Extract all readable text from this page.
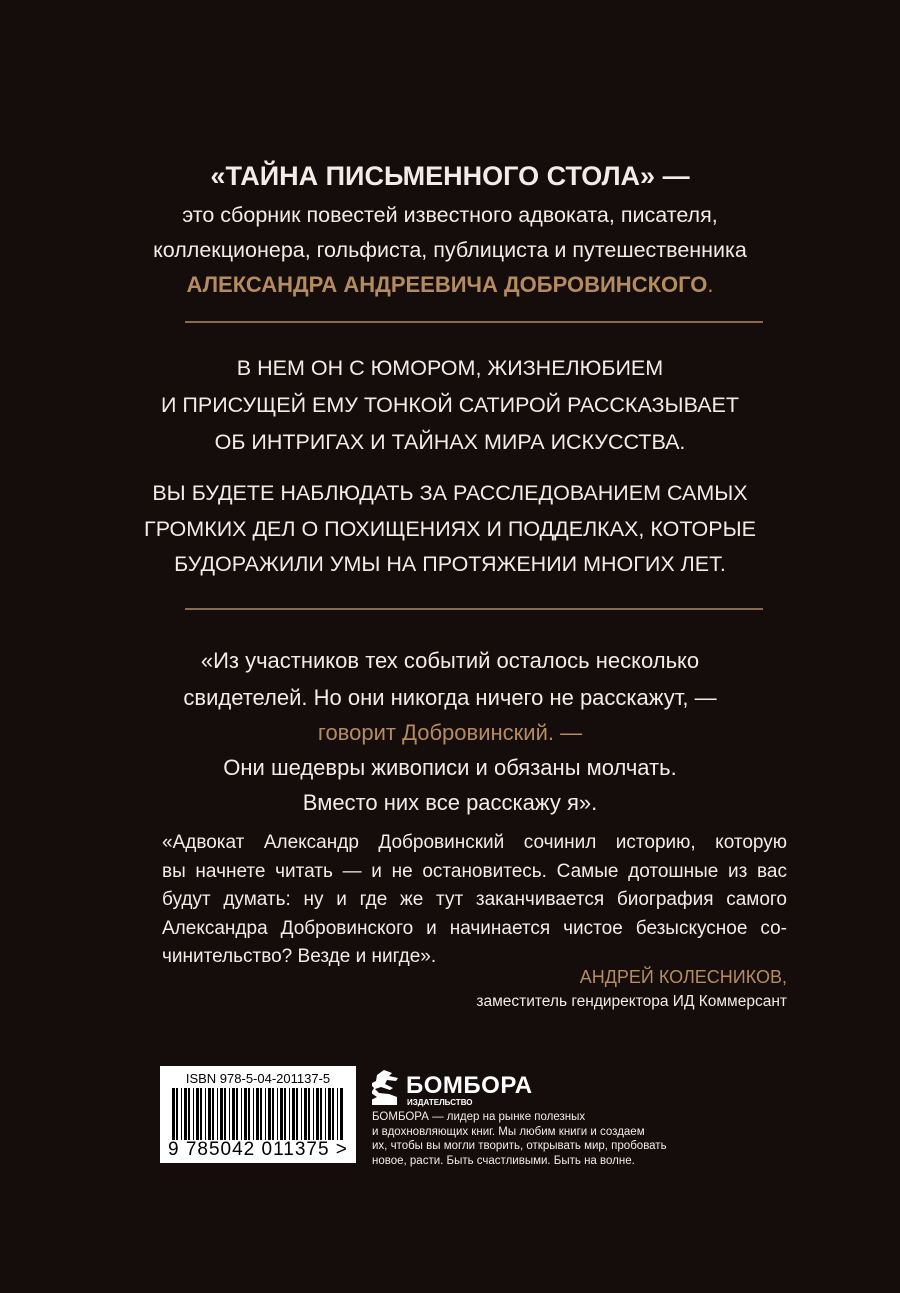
«ТАЙНА ПИСЬМЕННОГО СТОЛА» —
это сборник повестей известного адвоката, писателя,
коллекционера, гольфиста, публициста и путешественника
АЛЕКСАНДРА АНДРЕЕВИЧА ДОБРОВИНСКОГО.
В НЕМ ОН С ЮМОРОМ, ЖИЗНЕЛЮБИЕМ
И ПРИСУЩЕЙ ЕМУ ТОНКОЙ САТИРОЙ РАССКАЗЫВАЕТ
ОБ ИНТРИГАХ И ТАЙНАХ МИРА ИСКУССТВА.
ВЫ БУДЕТЕ НАБЛЮДАТЬ ЗА РАССЛЕДОВАНИЕМ САМЫХ
ГРОМКИХ ДЕЛ О ПОХИЩЕНИЯХ И ПОДДЕЛКАХ, КОТОРЫЕ
БУДОРАЖИЛИ УМЫ НА ПРОТЯЖЕНИИ МНОГИХ ЛЕТ.
«Из участников тех событий осталось несколько
свидетелей. Но они никогда ничего не расскажут, —
говорит Добровинский. —
Они шедевры живописи и обязаны молчать.
Вместо них все расскажу я».
«Адвокат Александр Добровинский сочинил историю, которую
вы начнете читать — и не остановитесь. Самые дотошные из вас
будут думать: ну и где же тут заканчивается биография самого
Александра Добровинского и начинается чистое безыскусное со-
чинительство? Везде и нигде».
АНДРЕЙ КОЛЕСНИКОВ,
заместитель гендиректора ИД Коммерсант
ISBN 978-5-04-201137-5
9 785042 011375 >
БОМБОРА
ИЗДАТЕЛЬСТВО
БОМБОРА — лидер на рынке полезных
и вдохновляющих книг. Мы любим книги и создаем
их, чтобы вы могли творить, открывать мир, пробовать
новое, расти. Быть счастливыми. Быть на волне.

[Aim of the task] Write out all the records again, exactly, minus any pictures.

[The response]
Extract all readable text from this page.
«ТАЙНА ПИСЬМЕННОГО СТОЛА» —
это сборник повестей известного адвоката, писателя,
коллекционера, гольфиста, публициста и путешественника
АЛЕКСАНДРА АНДРЕЕВИЧА ДОБРОВИНСКОГО.
В НЕМ ОН С ЮМОРОМ, ЖИЗНЕЛЮБИЕМ
И ПРИСУЩЕЙ ЕМУ ТОНКОЙ САТИРОЙ РАССКАЗЫВАЕТ
ОБ ИНТРИГАХ И ТАЙНАХ МИРА ИСКУССТВА.
ВЫ БУДЕТЕ НАБЛЮДАТЬ ЗА РАССЛЕДОВАНИЕМ САМЫХ
ГРОМКИХ ДЕЛ О ПОХИЩЕНИЯХ И ПОДДЕЛКАХ, КОТОРЫЕ
БУДОРАЖИЛИ УМЫ НА ПРОТЯЖЕНИИ МНОГИХ ЛЕТ.
«Из участников тех событий осталось несколько
свидетелей. Но они никогда ничего не расскажут, —
говорит Добровинский. —
Они шедевры живописи и обязаны молчать.
Вместо них все расскажу я».
«Адвокат Александр Добровинский сочинил историю, которую
вы начнете читать — и не остановитесь. Самые дотошные из вас
будут думать: ну и где же тут заканчивается биография самого
Александра Добровинского и начинается чистое безыскусное со-
чинительство? Везде и нигде».
АНДРЕЙ КОЛЕСНИКОВ,
заместитель гендиректора ИД Коммерсант
ISBN 978-5-04-201137-5
9 785042 011375 >
БОМБОРА
ИЗДАТЕЛЬСТВО
БОМБОРА — лидер на рынке полезных
и вдохновляющих книг. Мы любим книги и создаем
их, чтобы вы могли творить, открывать мир, пробовать
новое, расти. Быть счастливыми. Быть на волне.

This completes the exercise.